◆ **Raw data**
>> START
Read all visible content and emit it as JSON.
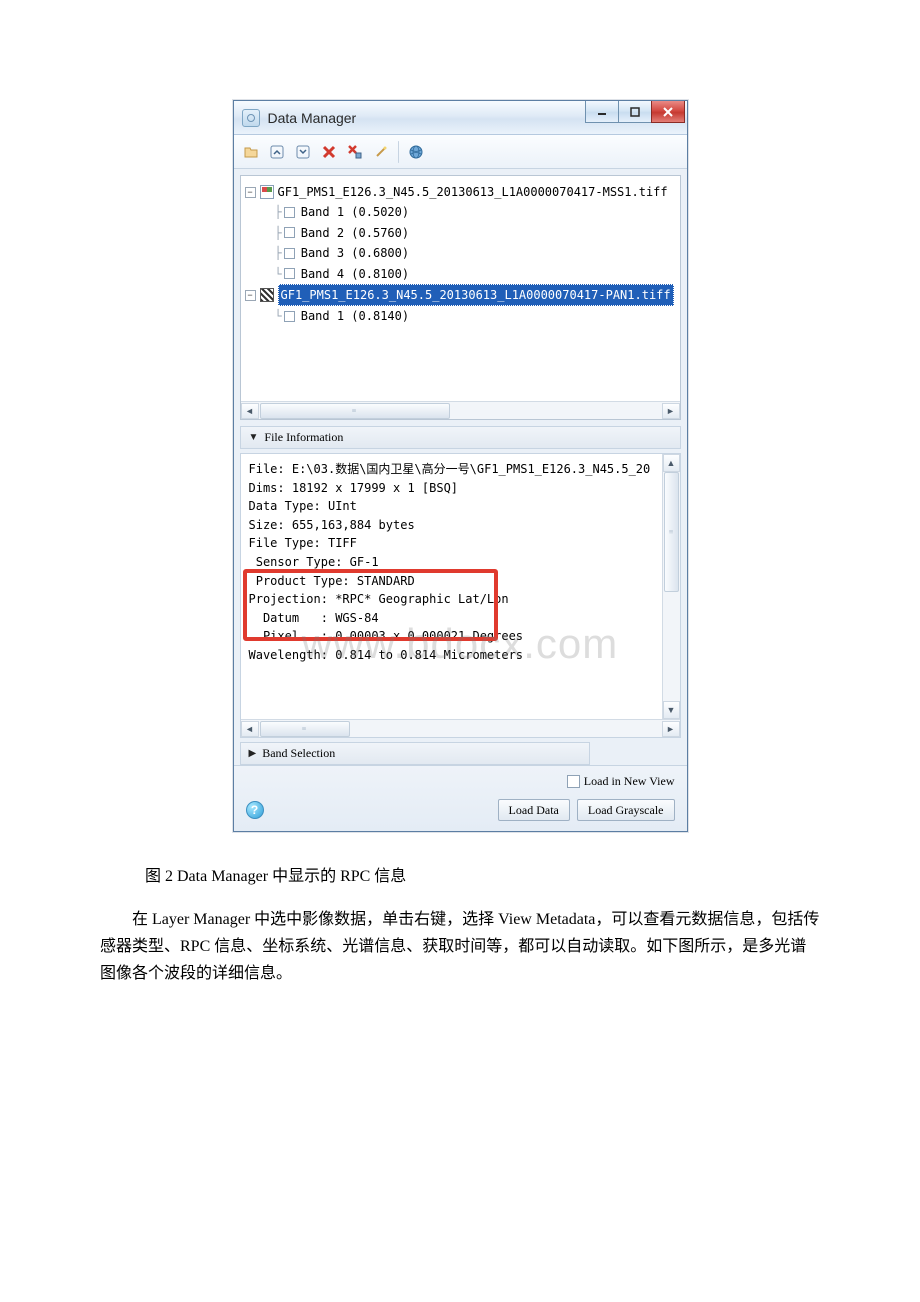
{
  "window": {
    "title": "Data Manager",
    "controls": {
      "min": "minimize-icon",
      "max": "maximize-icon",
      "close": "close-icon"
    }
  },
  "toolbar": {
    "icons": [
      "open-file-icon",
      "collapse-up-icon",
      "expand-down-icon",
      "remove-x-icon",
      "remove-all-icon",
      "settings-wand-icon",
      "globe-icon"
    ]
  },
  "tree": {
    "file1": {
      "name": "GF1_PMS1_E126.3_N45.5_20130613_L1A0000070417-MSS1.tiff",
      "bands": [
        {
          "label": "Band 1  (0.5020)"
        },
        {
          "label": "Band 2  (0.5760)"
        },
        {
          "label": "Band 3  (0.6800)"
        },
        {
          "label": "Band 4  (0.8100)"
        }
      ]
    },
    "file2": {
      "name": "GF1_PMS1_E126.3_N45.5_20130613_L1A0000070417-PAN1.tiff",
      "bands": [
        {
          "label": "Band 1  (0.8140)"
        }
      ]
    }
  },
  "sections": {
    "file_info": "File Information",
    "band_sel": "Band Selection"
  },
  "file_info": {
    "line_file": "File: E:\\03.数据\\国内卫星\\高分一号\\GF1_PMS1_E126.3_N45.5_20",
    "line_dims": "Dims: 18192 x 17999 x 1 [BSQ]",
    "line_dtype": "Data Type: UInt",
    "line_size": "Size: 655,163,884 bytes",
    "line_ftype": "File Type: TIFF",
    "line_sensor": " Sensor Type: GF-1",
    "line_product": " Product Type: STANDARD",
    "line_proj": "Projection: *RPC* Geographic Lat/Lon",
    "line_datum": "  Datum   : WGS-84",
    "line_pixel": "  Pixel   : 0.00003 x 0.000021 Degrees",
    "line_wave": "Wavelength: 0.814 to 0.814 Micrometers"
  },
  "bottom": {
    "load_new_view": "Load in New View",
    "load_data": "Load Data",
    "load_gray": "Load Grayscale"
  },
  "doc": {
    "caption": "图 2 Data Manager 中显示的 RPC 信息",
    "paragraph": "在 Layer Manager 中选中影像数据，单击右键，选择 View Metadata，可以查看元数据信息，包括传感器类型、RPC 信息、坐标系统、光谱信息、获取时间等，都可以自动读取。如下图所示，是多光谱图像各个波段的详细信息。"
  },
  "watermark": "www.bdocx.com"
}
>> END
◆ **Brief**
Print every record above exactly as written, leaving out the pictures.

◆ **Exercise result**
Read all visible content and emit it as JSON.
{
  "window": {
    "title": "Data Manager",
    "controls": {
      "min": "minimize-icon",
      "max": "maximize-icon",
      "close": "close-icon"
    }
  },
  "toolbar": {
    "icons": [
      "open-file-icon",
      "collapse-up-icon",
      "expand-down-icon",
      "remove-x-icon",
      "remove-all-icon",
      "settings-wand-icon",
      "globe-icon"
    ]
  },
  "tree": {
    "file1": {
      "name": "GF1_PMS1_E126.3_N45.5_20130613_L1A0000070417-MSS1.tiff",
      "bands": [
        {
          "label": "Band 1  (0.5020)"
        },
        {
          "label": "Band 2  (0.5760)"
        },
        {
          "label": "Band 3  (0.6800)"
        },
        {
          "label": "Band 4  (0.8100)"
        }
      ]
    },
    "file2": {
      "name": "GF1_PMS1_E126.3_N45.5_20130613_L1A0000070417-PAN1.tiff",
      "bands": [
        {
          "label": "Band 1  (0.8140)"
        }
      ]
    }
  },
  "sections": {
    "file_info": "File Information",
    "band_sel": "Band Selection"
  },
  "file_info": {
    "line_file": "File: E:\\03.数据\\国内卫星\\高分一号\\GF1_PMS1_E126.3_N45.5_20",
    "line_dims": "Dims: 18192 x 17999 x 1 [BSQ]",
    "line_dtype": "Data Type: UInt",
    "line_size": "Size: 655,163,884 bytes",
    "line_ftype": "File Type: TIFF",
    "line_sensor": " Sensor Type: GF-1",
    "line_product": " Product Type: STANDARD",
    "line_proj": "Projection: *RPC* Geographic Lat/Lon",
    "line_datum": "  Datum   : WGS-84",
    "line_pixel": "  Pixel   : 0.00003 x 0.000021 Degrees",
    "line_wave": "Wavelength: 0.814 to 0.814 Micrometers"
  },
  "bottom": {
    "load_new_view": "Load in New View",
    "load_data": "Load Data",
    "load_gray": "Load Grayscale"
  },
  "doc": {
    "caption": "图 2 Data Manager 中显示的 RPC 信息",
    "paragraph": "在 Layer Manager 中选中影像数据，单击右键，选择 View Metadata，可以查看元数据信息，包括传感器类型、RPC 信息、坐标系统、光谱信息、获取时间等，都可以自动读取。如下图所示，是多光谱图像各个波段的详细信息。"
  },
  "watermark": "www.bdocx.com"
}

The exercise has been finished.